*** SOURCE DATA
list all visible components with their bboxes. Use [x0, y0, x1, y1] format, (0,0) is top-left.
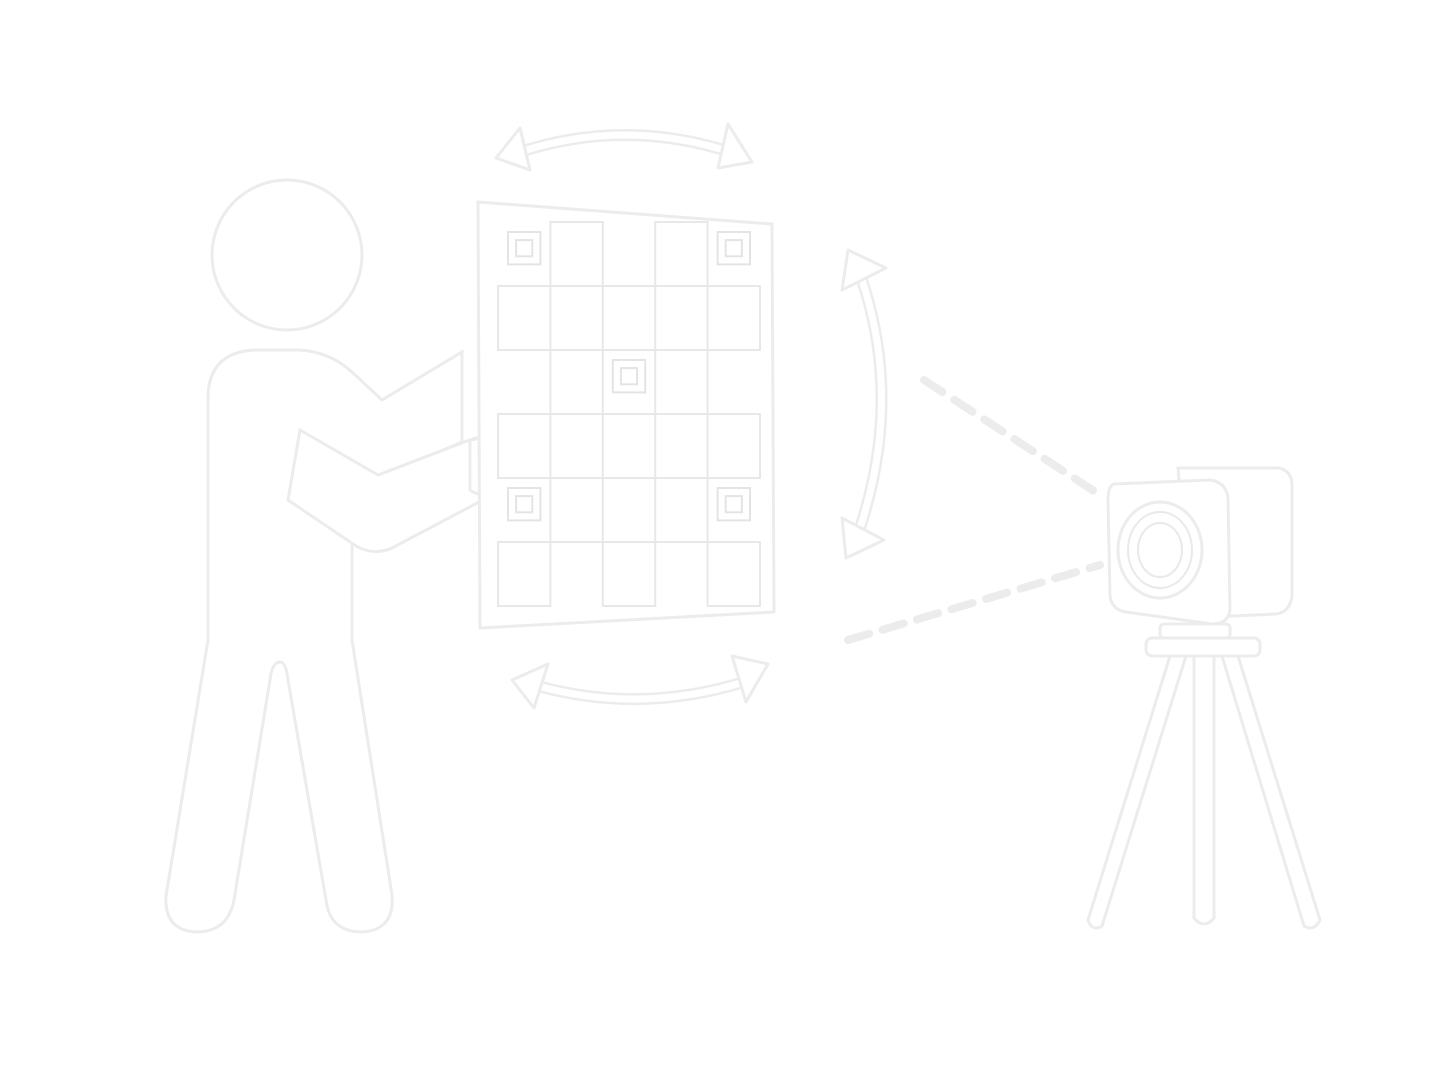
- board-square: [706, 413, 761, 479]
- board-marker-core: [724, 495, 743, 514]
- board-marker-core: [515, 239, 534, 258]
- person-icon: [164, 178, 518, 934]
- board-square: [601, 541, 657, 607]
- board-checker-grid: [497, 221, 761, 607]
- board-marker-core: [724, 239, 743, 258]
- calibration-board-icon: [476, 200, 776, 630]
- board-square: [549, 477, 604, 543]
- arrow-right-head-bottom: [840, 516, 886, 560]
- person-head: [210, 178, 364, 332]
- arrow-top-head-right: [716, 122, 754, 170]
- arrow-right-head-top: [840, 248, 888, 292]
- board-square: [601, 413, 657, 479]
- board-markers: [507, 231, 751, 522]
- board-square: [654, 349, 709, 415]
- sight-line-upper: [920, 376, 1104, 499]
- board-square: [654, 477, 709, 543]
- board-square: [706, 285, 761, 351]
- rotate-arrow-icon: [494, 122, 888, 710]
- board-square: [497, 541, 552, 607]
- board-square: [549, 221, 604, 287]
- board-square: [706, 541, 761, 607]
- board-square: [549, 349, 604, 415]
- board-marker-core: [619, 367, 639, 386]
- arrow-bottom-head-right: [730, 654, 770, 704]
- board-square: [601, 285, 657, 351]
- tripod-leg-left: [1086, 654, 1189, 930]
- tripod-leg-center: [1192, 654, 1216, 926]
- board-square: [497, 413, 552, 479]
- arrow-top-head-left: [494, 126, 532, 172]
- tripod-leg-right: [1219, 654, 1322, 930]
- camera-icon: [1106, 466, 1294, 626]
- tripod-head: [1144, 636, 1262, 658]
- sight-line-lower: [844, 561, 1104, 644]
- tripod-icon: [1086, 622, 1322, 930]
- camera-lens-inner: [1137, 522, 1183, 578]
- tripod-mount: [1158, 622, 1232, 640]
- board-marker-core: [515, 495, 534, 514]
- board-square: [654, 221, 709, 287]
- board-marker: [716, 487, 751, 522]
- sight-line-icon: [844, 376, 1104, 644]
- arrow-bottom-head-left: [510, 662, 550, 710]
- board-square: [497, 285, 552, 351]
******
*** SOURCE DATA
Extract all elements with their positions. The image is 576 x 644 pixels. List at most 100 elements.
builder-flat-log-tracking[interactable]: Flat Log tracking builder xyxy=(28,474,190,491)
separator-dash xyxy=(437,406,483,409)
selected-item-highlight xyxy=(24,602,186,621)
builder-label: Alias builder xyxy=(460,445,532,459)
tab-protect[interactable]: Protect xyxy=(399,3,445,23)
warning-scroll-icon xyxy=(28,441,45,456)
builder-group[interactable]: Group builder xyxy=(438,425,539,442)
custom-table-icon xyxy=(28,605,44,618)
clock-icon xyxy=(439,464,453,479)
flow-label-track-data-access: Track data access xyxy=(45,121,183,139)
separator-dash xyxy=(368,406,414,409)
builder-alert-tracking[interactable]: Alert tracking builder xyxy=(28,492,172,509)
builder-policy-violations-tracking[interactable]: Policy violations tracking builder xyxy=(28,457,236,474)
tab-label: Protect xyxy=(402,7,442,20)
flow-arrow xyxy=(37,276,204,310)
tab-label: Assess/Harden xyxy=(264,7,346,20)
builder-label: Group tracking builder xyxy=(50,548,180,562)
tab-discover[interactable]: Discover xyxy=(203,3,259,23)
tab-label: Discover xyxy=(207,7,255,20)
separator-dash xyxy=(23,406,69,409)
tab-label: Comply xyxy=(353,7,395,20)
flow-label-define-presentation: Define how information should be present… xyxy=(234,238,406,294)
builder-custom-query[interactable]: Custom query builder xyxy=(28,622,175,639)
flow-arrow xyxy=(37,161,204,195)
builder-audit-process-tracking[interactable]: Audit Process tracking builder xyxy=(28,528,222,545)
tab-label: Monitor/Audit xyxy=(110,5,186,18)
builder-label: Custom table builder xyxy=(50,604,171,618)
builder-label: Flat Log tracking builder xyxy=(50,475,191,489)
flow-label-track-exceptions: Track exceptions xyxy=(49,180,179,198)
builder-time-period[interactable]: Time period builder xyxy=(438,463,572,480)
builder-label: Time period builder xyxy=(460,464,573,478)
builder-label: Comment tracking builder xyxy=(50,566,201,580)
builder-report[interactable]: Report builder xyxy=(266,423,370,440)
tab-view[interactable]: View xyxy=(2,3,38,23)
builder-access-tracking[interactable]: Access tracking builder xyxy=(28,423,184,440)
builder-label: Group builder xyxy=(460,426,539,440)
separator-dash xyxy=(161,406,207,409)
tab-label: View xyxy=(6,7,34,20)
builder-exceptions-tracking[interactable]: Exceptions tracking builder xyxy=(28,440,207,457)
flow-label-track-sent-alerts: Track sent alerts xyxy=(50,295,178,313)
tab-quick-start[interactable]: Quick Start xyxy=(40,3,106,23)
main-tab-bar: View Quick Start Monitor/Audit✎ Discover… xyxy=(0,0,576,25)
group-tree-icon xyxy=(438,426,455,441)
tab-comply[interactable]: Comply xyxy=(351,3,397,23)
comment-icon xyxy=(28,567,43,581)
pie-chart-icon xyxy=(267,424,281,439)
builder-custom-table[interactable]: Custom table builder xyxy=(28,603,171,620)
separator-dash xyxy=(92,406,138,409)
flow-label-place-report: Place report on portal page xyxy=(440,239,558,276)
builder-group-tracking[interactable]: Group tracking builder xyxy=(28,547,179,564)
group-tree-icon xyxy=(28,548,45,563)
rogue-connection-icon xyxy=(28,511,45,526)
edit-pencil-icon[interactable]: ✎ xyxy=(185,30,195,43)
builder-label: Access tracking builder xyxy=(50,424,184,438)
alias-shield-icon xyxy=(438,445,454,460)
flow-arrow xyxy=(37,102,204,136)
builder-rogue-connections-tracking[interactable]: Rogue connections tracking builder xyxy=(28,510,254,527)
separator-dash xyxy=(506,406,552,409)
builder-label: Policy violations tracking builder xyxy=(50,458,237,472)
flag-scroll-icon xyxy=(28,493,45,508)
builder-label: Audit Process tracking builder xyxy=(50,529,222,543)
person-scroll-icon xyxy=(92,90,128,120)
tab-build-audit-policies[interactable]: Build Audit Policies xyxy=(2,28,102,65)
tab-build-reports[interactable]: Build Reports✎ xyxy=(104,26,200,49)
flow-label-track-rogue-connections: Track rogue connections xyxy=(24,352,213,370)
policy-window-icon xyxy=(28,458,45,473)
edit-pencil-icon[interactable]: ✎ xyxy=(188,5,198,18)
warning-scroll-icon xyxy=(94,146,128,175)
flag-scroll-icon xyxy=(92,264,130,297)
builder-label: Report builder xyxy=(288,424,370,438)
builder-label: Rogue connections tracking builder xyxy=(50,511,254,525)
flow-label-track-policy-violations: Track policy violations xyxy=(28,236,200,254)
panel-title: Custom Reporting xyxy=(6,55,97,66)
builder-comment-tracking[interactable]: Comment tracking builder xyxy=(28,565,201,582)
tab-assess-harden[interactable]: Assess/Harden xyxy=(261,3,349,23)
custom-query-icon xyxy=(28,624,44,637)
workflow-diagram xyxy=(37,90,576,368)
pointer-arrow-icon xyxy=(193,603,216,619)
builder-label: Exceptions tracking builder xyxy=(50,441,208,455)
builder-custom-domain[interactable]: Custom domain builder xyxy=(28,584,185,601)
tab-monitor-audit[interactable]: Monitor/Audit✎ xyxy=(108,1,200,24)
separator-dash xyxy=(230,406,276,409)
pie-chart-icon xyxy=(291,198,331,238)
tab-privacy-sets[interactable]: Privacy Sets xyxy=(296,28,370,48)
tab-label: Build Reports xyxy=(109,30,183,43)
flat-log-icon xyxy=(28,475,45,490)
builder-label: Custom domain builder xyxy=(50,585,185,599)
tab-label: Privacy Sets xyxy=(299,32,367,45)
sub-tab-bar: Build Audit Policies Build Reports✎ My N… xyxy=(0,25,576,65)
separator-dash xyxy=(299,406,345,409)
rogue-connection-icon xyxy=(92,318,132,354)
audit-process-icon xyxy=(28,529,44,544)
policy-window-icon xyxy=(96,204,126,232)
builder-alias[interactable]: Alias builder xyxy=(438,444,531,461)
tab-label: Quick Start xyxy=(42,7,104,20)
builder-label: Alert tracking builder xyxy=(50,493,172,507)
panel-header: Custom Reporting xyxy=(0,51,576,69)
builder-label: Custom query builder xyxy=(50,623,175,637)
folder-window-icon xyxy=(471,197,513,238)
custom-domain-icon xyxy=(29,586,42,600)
******
*** SOURCE DATA
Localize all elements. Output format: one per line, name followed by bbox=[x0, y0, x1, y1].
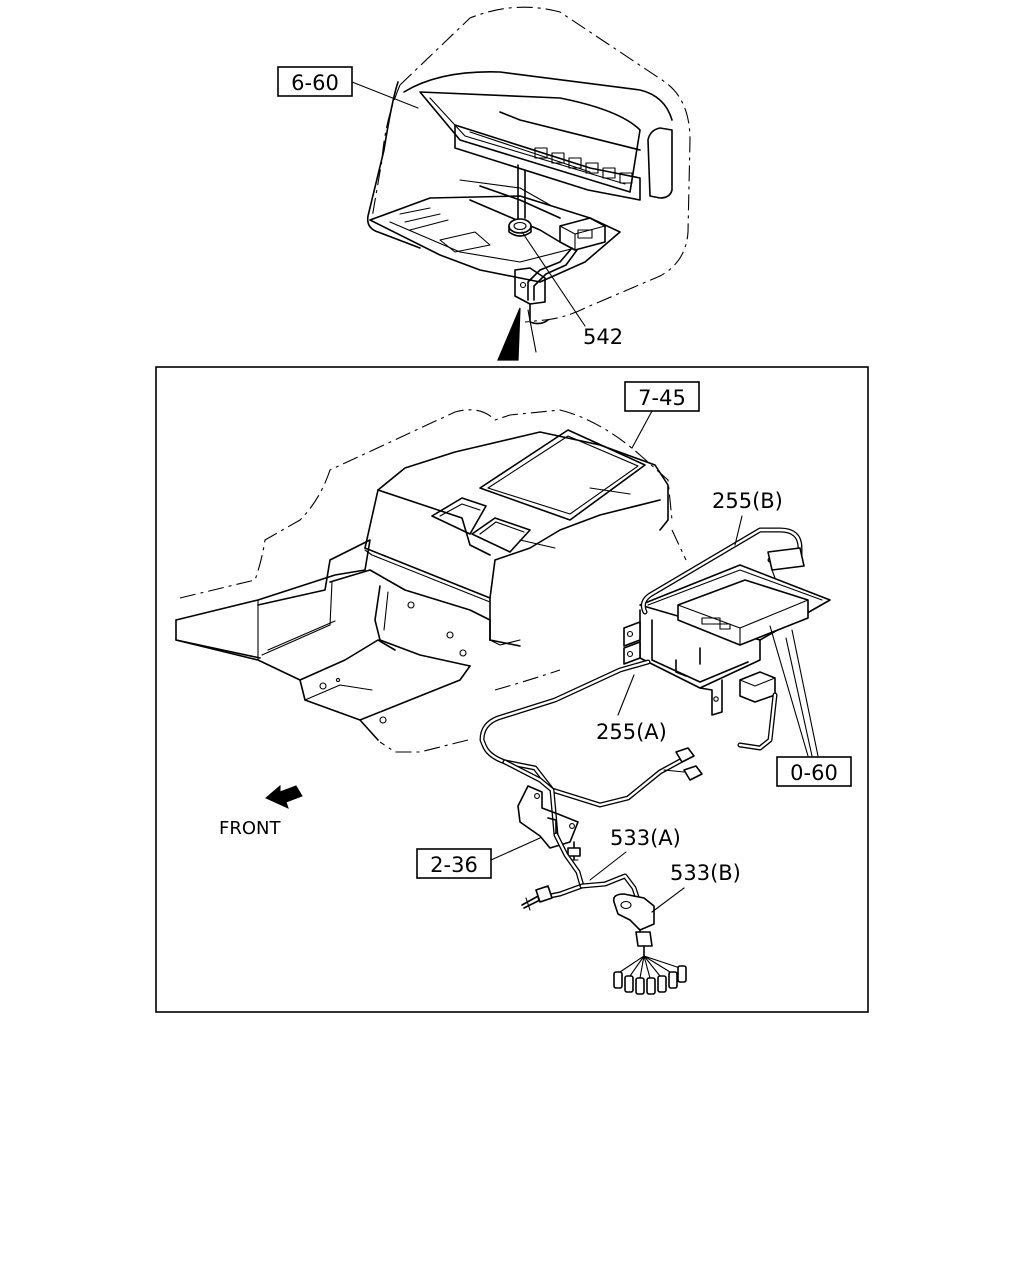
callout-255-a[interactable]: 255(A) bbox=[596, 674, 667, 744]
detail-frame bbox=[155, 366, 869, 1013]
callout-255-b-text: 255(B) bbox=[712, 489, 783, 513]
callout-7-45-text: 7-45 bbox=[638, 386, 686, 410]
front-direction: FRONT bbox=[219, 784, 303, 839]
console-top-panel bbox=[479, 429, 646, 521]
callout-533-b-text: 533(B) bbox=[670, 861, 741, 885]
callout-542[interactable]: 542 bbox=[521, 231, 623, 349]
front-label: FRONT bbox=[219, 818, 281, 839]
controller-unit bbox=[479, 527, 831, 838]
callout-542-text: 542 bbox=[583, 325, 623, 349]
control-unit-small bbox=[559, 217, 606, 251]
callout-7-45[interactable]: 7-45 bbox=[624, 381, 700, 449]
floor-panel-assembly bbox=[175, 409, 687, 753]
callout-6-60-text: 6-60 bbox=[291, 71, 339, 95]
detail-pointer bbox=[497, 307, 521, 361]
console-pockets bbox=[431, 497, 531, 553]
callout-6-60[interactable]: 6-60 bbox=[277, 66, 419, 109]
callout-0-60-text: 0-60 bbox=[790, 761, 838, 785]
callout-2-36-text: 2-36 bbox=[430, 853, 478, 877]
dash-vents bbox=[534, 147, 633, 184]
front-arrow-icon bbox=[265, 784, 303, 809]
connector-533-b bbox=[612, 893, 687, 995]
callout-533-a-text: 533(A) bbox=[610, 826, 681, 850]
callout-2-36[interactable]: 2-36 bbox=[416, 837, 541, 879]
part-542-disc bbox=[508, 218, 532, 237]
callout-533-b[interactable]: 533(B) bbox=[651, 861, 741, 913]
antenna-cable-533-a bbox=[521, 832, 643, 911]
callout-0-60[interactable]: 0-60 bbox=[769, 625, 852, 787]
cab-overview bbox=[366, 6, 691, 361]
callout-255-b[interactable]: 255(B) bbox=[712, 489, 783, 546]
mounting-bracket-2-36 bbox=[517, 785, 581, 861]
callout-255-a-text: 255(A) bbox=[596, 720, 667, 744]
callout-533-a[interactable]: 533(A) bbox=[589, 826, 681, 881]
******
= WHAT THE TASK REQUIRES =
Could you reproduce the listing's lines verbatim, beginning at the line that has "- board-square: [706, 413, 761, 479]" and stopping after the line that has "- board-square: [654, 477, 709, 543]"?

= SOLUTION TO THIS EXERCISE =
- board-square: [706, 413, 761, 479]
- board-marker-core: [724, 495, 743, 514]
- board-marker-core: [515, 239, 534, 258]
- person-icon: [164, 178, 518, 934]
- board-square: [601, 541, 657, 607]
- board-checker-grid: [497, 221, 761, 607]
- board-marker-core: [724, 239, 743, 258]
- calibration-board-icon: [476, 200, 776, 630]
- board-square: [549, 477, 604, 543]
- arrow-right-head-bottom: [840, 516, 886, 560]
- person-head: [210, 178, 364, 332]
- arrow-top-head-right: [716, 122, 754, 170]
- arrow-right-head-top: [840, 248, 888, 292]
- board-square: [601, 413, 657, 479]
- board-markers: [507, 231, 751, 522]
- board-square: [654, 349, 709, 415]
- sight-line-upper: [920, 376, 1104, 499]
- board-square: [654, 477, 709, 543]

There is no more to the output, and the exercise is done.